» EXERCISE AIM: Count how many lines hold the string "shillings". Answer with that number and nothing more.

» TASK MATERIAL:
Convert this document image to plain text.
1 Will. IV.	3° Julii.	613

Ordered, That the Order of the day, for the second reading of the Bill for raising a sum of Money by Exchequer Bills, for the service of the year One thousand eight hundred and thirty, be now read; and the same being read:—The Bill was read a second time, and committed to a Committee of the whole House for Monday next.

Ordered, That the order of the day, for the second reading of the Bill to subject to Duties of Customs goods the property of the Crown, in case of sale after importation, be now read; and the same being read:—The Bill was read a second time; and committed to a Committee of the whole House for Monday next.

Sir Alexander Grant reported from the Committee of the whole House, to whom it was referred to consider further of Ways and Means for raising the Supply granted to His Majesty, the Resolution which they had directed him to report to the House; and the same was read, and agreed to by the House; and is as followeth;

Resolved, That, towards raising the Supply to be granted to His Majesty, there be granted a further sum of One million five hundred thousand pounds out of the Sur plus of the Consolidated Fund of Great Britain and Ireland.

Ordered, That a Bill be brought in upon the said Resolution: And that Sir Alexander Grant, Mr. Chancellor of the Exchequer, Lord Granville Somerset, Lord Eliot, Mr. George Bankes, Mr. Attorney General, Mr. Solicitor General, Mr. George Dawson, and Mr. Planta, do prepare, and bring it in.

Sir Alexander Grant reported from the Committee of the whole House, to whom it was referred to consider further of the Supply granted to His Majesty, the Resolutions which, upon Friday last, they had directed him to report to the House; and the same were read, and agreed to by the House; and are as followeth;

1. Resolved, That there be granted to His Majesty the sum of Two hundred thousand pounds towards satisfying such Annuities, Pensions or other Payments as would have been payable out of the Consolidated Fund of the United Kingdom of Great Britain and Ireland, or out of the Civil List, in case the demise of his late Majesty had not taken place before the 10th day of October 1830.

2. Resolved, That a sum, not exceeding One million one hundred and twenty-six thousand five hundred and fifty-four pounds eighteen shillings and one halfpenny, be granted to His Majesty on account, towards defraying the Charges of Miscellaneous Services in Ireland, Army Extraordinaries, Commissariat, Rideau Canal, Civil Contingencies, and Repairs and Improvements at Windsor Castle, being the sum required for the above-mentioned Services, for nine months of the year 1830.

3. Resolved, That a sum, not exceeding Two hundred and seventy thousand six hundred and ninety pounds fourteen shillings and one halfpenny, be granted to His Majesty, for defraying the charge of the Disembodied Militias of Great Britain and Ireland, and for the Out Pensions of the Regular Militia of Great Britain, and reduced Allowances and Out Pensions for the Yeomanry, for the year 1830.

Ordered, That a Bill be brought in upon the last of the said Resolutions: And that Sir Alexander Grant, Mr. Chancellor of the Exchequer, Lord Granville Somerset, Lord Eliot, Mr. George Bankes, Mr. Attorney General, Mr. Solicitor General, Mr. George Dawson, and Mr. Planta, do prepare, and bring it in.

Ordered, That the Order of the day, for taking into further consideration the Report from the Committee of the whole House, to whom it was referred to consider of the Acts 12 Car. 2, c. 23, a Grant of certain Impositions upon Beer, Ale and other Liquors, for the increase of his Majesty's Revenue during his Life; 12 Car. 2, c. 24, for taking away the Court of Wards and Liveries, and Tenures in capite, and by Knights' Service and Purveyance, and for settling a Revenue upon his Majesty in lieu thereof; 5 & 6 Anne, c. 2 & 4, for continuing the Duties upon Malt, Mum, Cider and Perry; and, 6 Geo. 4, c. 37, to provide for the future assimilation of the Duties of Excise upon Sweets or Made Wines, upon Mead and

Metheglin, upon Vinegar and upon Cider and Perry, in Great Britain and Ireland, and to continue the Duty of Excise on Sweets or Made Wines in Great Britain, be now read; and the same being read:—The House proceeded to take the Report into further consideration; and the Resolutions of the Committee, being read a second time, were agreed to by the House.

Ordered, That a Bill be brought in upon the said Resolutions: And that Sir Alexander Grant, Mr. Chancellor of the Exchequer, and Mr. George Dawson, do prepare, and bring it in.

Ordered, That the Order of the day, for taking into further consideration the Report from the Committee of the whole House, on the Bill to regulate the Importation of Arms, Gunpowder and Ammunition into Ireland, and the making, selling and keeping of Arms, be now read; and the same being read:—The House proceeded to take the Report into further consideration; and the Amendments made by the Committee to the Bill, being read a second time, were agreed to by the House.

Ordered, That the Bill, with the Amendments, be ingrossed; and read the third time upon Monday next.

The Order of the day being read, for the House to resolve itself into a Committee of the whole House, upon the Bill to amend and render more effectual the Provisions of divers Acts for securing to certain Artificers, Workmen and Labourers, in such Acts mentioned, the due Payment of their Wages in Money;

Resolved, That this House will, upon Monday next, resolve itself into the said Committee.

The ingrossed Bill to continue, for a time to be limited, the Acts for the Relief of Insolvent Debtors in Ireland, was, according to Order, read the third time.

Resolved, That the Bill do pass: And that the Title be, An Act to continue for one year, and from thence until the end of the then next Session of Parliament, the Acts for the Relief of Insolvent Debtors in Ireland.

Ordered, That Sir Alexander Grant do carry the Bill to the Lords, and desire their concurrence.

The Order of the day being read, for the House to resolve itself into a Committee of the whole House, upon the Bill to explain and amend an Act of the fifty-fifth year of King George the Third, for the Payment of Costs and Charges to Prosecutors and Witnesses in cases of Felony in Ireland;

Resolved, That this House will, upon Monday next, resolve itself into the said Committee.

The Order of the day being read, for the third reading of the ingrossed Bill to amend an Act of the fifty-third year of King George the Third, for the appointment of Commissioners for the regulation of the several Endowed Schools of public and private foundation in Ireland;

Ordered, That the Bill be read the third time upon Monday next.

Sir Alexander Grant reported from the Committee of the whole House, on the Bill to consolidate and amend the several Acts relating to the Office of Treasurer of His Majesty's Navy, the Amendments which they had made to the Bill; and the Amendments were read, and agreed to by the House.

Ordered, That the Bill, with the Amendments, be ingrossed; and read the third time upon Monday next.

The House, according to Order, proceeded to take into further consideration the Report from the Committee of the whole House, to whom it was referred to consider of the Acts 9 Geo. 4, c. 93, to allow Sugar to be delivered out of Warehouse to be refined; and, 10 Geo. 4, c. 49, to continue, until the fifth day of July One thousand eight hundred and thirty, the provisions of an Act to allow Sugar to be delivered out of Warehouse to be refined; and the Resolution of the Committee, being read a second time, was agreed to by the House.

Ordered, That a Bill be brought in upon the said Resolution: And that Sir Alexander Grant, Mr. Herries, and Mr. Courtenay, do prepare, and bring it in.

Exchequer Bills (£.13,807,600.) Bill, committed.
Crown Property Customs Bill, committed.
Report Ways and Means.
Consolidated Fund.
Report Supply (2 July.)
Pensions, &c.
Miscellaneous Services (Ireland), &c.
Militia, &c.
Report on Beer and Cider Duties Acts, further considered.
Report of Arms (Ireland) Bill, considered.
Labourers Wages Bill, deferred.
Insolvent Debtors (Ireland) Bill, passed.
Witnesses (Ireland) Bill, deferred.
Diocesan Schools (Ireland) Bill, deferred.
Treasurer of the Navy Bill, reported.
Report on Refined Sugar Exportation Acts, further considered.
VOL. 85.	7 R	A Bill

» ANSWER FOR THE TASK: 2